START

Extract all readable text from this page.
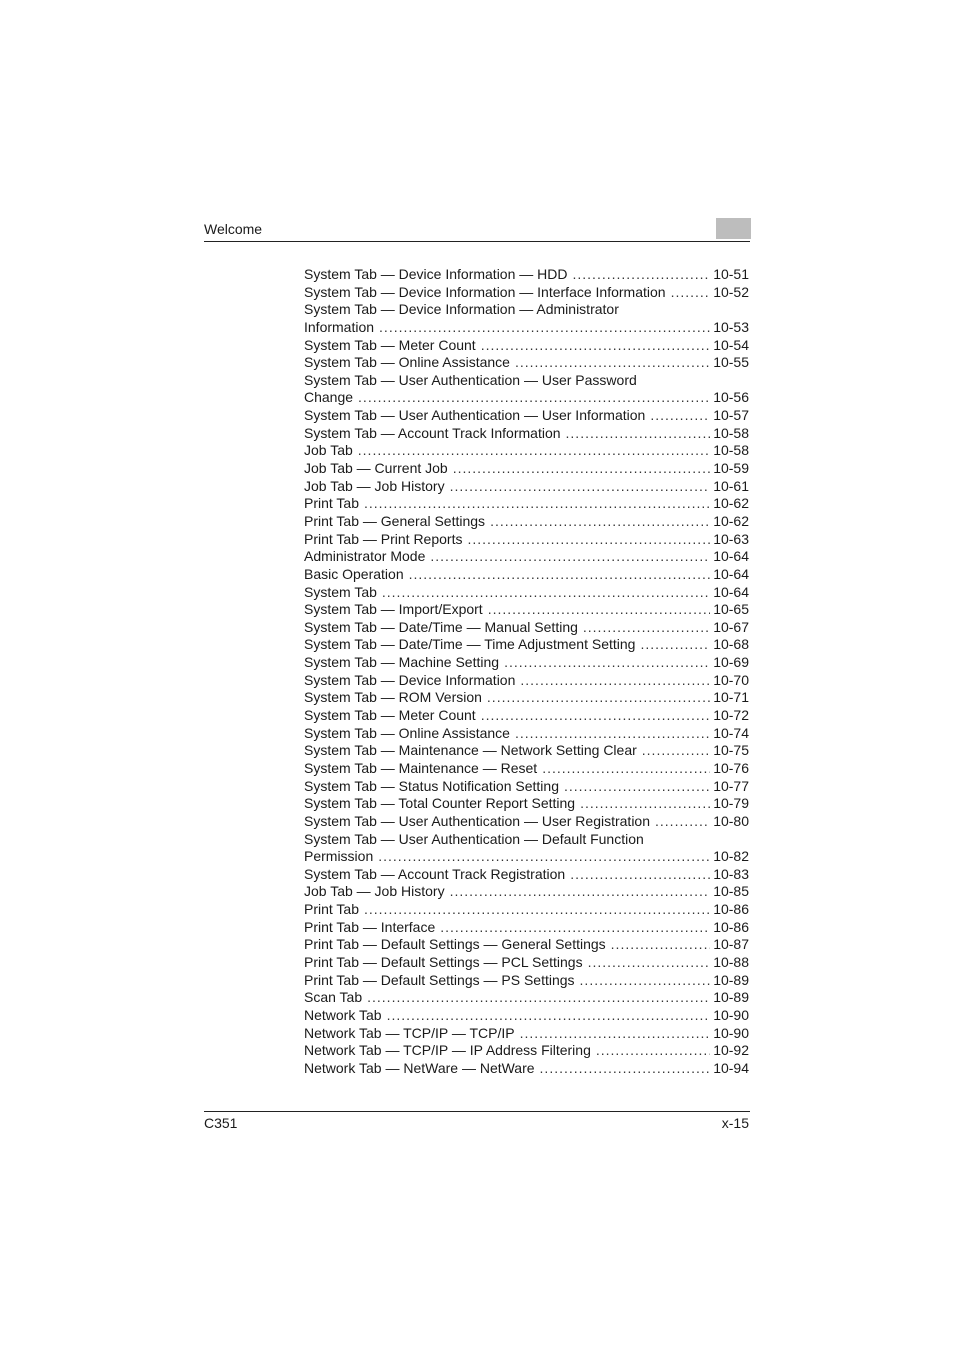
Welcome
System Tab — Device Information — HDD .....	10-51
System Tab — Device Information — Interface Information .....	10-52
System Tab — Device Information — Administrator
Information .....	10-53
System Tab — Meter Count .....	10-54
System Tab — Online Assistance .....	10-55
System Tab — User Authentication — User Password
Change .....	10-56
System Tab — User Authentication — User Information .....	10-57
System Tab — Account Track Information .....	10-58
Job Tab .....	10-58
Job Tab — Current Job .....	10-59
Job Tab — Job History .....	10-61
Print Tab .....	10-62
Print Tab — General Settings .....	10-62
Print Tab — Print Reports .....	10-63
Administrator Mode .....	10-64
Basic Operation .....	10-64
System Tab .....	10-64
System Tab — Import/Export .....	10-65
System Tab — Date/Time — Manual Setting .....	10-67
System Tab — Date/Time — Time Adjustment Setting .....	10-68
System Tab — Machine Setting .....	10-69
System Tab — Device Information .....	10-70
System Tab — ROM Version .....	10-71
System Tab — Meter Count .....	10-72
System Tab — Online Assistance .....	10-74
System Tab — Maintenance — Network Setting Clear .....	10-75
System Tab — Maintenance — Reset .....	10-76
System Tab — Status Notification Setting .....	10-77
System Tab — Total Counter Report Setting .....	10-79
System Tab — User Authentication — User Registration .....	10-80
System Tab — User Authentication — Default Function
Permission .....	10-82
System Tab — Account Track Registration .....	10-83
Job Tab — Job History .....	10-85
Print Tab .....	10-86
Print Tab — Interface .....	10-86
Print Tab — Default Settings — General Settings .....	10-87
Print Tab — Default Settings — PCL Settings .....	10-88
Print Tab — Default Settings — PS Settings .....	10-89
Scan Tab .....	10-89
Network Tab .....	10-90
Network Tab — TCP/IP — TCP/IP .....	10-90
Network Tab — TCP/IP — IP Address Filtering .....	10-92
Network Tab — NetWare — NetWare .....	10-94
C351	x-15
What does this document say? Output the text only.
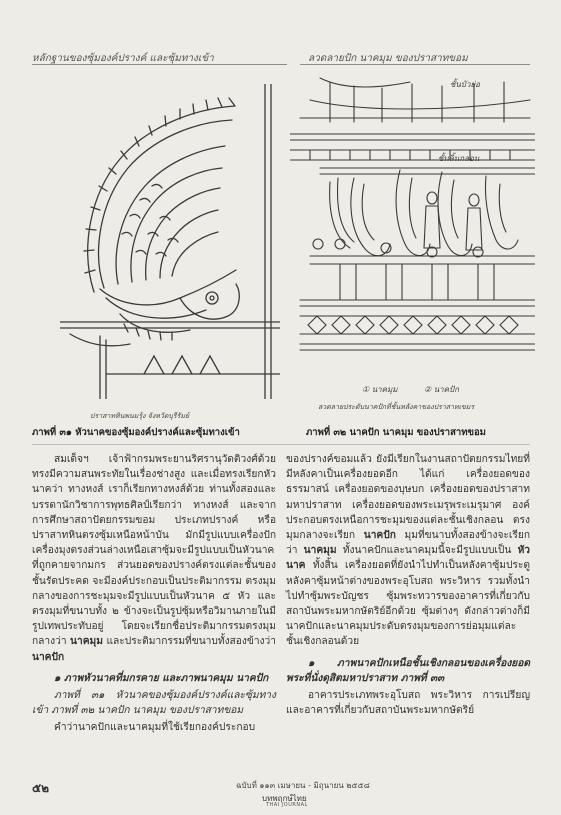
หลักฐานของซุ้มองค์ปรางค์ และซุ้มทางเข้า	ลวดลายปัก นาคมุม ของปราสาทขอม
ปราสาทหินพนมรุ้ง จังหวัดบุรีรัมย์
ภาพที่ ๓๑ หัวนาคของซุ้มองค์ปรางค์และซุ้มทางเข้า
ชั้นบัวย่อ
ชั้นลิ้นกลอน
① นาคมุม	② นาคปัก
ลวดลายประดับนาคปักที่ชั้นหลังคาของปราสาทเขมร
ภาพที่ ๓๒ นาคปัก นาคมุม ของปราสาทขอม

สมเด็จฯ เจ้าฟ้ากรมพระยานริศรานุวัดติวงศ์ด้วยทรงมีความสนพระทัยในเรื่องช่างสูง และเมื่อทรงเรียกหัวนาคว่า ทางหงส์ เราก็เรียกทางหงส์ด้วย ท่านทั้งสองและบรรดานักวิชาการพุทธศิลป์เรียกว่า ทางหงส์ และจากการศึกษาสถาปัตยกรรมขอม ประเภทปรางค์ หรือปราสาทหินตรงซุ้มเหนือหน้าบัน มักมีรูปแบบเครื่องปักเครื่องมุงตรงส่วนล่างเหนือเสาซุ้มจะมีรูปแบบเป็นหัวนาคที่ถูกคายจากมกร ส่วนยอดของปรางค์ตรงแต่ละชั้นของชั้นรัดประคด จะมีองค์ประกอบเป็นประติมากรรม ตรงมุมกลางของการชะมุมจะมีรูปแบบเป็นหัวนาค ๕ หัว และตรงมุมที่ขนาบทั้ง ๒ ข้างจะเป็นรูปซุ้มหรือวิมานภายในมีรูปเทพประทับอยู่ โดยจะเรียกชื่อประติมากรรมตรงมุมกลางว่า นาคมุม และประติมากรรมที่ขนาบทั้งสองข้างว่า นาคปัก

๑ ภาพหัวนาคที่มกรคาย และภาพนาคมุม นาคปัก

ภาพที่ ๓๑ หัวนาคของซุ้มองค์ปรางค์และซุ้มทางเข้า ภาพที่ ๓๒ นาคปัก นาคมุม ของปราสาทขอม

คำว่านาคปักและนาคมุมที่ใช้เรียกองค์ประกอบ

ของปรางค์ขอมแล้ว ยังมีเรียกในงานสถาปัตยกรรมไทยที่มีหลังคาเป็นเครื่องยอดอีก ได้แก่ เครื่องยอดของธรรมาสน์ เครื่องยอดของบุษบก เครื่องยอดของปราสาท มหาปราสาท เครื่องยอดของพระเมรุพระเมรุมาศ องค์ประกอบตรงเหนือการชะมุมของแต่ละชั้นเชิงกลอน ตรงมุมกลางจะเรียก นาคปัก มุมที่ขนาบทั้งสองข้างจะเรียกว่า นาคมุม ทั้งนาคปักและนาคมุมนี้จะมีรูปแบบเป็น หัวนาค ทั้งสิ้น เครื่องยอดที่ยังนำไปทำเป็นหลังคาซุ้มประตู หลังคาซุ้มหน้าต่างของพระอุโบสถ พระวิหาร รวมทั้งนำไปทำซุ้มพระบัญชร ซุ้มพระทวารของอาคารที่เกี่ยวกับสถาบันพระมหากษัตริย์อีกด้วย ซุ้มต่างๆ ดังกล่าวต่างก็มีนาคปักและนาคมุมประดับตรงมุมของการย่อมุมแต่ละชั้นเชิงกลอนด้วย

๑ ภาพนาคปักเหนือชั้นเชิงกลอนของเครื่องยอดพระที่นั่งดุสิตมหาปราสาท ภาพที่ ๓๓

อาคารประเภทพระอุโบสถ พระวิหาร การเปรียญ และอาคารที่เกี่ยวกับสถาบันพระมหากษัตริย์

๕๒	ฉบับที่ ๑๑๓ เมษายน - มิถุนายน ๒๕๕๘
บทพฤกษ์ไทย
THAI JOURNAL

END

**Set exercise**. Identify each line in the entries with the word "Online" and copy it.

**Result of the exercise**.
System Tab — Online Assistance .....	10-55
System Tab — Online Assistance .....	10-74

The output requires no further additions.